#### INFORMATION GIVEN:
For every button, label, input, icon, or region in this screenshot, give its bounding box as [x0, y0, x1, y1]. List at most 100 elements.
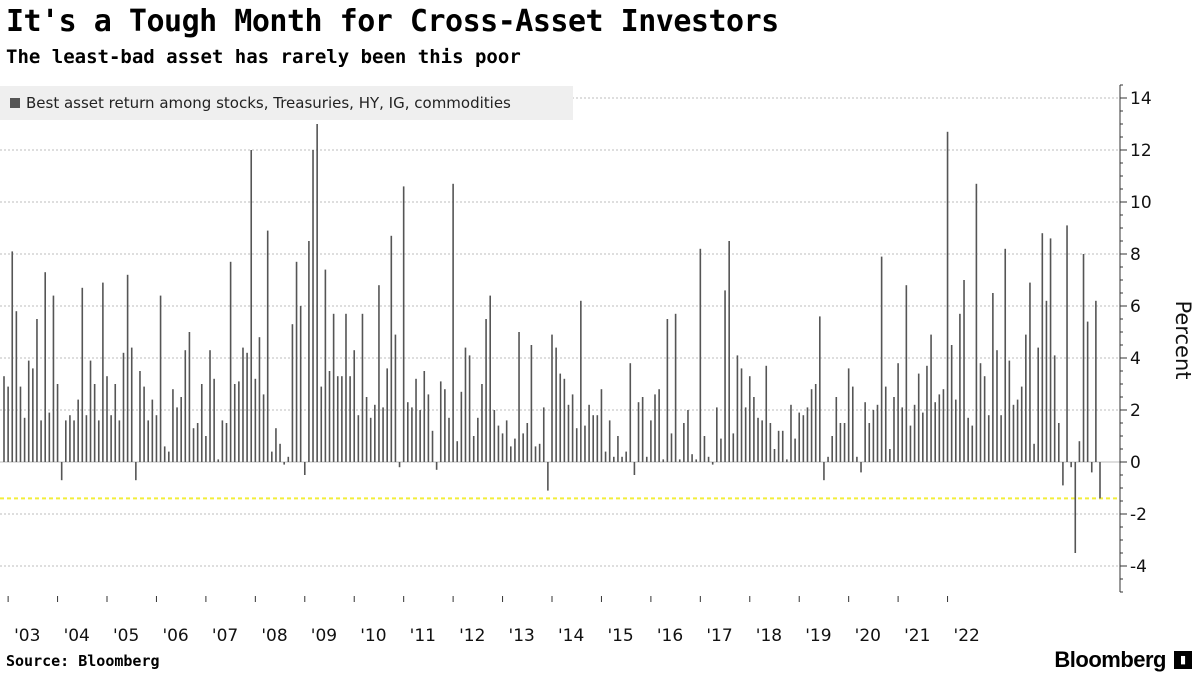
brand-logo: Bloomberg	[1054, 647, 1166, 672]
bar	[716, 407, 718, 462]
bar	[588, 404, 590, 462]
bar	[15, 311, 18, 462]
bar	[349, 376, 351, 462]
bar	[514, 438, 516, 462]
bar	[336, 376, 339, 462]
bar	[60, 462, 63, 481]
legend-swatch	[10, 98, 20, 108]
bar	[324, 269, 327, 462]
bar	[126, 274, 129, 462]
bar	[728, 241, 730, 462]
bar	[596, 415, 599, 462]
bar	[917, 373, 920, 462]
bar	[184, 350, 187, 462]
chart-subtitle: The least-bad asset has rarely been this…	[6, 46, 521, 68]
bar	[464, 347, 467, 462]
bar	[996, 350, 998, 462]
bar	[1070, 462, 1072, 468]
gridlines	[0, 97, 1120, 567]
bar	[448, 417, 450, 462]
y-tick-label: 14	[1130, 89, 1152, 109]
bar	[411, 407, 413, 462]
bar	[555, 347, 557, 462]
bar	[398, 462, 401, 468]
bar	[617, 436, 619, 462]
bar	[518, 332, 520, 462]
bar	[180, 397, 182, 462]
x-tick-label: '18	[756, 626, 782, 646]
bar	[889, 449, 891, 462]
bar	[460, 391, 463, 462]
x-tick-label: '11	[410, 626, 436, 646]
x-tick-label: '13	[509, 626, 535, 646]
bar	[600, 389, 603, 462]
bar	[23, 417, 26, 462]
bar	[707, 456, 710, 462]
bar	[699, 248, 702, 462]
bar	[374, 404, 376, 462]
bar	[650, 420, 652, 462]
bar	[143, 386, 145, 462]
bar	[468, 355, 471, 462]
bar	[637, 402, 640, 462]
bar	[378, 285, 380, 462]
bar	[526, 423, 529, 462]
bar	[130, 347, 133, 462]
bar	[905, 285, 908, 462]
bar	[369, 417, 372, 462]
bar	[233, 384, 236, 462]
bar	[786, 459, 788, 462]
bar	[613, 456, 615, 462]
bar	[748, 376, 751, 462]
bar	[868, 423, 871, 462]
bar	[65, 420, 67, 462]
bar	[485, 319, 487, 462]
bar	[1053, 355, 1056, 462]
bar	[884, 386, 887, 462]
bar	[547, 462, 549, 491]
bar	[497, 425, 500, 462]
bar	[209, 350, 211, 462]
bar	[645, 456, 648, 462]
bar	[7, 386, 9, 462]
bar	[880, 256, 883, 462]
bar	[827, 456, 829, 462]
y-tick-label: 2	[1130, 401, 1141, 421]
bar	[1041, 233, 1044, 462]
bar	[1086, 321, 1089, 462]
bar	[769, 423, 772, 462]
bar	[563, 378, 566, 462]
bloomberg-terminal-icon: ▮	[1174, 651, 1192, 669]
bar	[505, 420, 508, 462]
bar	[435, 462, 438, 470]
bar	[1000, 415, 1002, 462]
y-tick-label: 8	[1130, 245, 1141, 265]
bar	[275, 428, 277, 462]
bar	[666, 319, 669, 462]
bar	[987, 415, 990, 462]
bar	[303, 462, 306, 475]
bar	[909, 425, 912, 462]
bar	[954, 399, 957, 462]
bar	[168, 451, 170, 462]
bar	[40, 420, 42, 462]
y-tick-label: 10	[1130, 193, 1152, 213]
bar	[452, 183, 454, 463]
bar	[662, 459, 665, 462]
bar	[477, 417, 479, 462]
y-axis-ticks: -4 -2 0 2 4 6 8 10 12 14	[1120, 84, 1152, 593]
bar	[608, 420, 611, 462]
bar	[802, 415, 805, 462]
bar	[580, 300, 582, 462]
x-tick-label: '20	[855, 626, 881, 646]
bar	[415, 378, 417, 462]
bar	[386, 368, 388, 462]
bar	[106, 376, 108, 462]
bar	[172, 389, 174, 462]
bar	[93, 384, 96, 462]
bar	[963, 280, 965, 462]
bar	[765, 365, 768, 462]
bar	[1099, 462, 1101, 499]
bar	[967, 417, 969, 462]
bar	[839, 423, 842, 462]
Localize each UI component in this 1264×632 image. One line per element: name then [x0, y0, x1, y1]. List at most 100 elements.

#### TASK TO COMPLETE:
Gather every row above that contains the word "most", matching case exactly, and copy each one in full.

#### OUTPUT OF THE TASK:
For every button, label, input, icon, or region in this screenshot, give its bounding box as [x0, y0, x1, y1]. List at most 100 elements.
Localize each UI component in this 1264×632 image. One line per element: name then [x0, y0, x1, y1]. List at most 100 elements.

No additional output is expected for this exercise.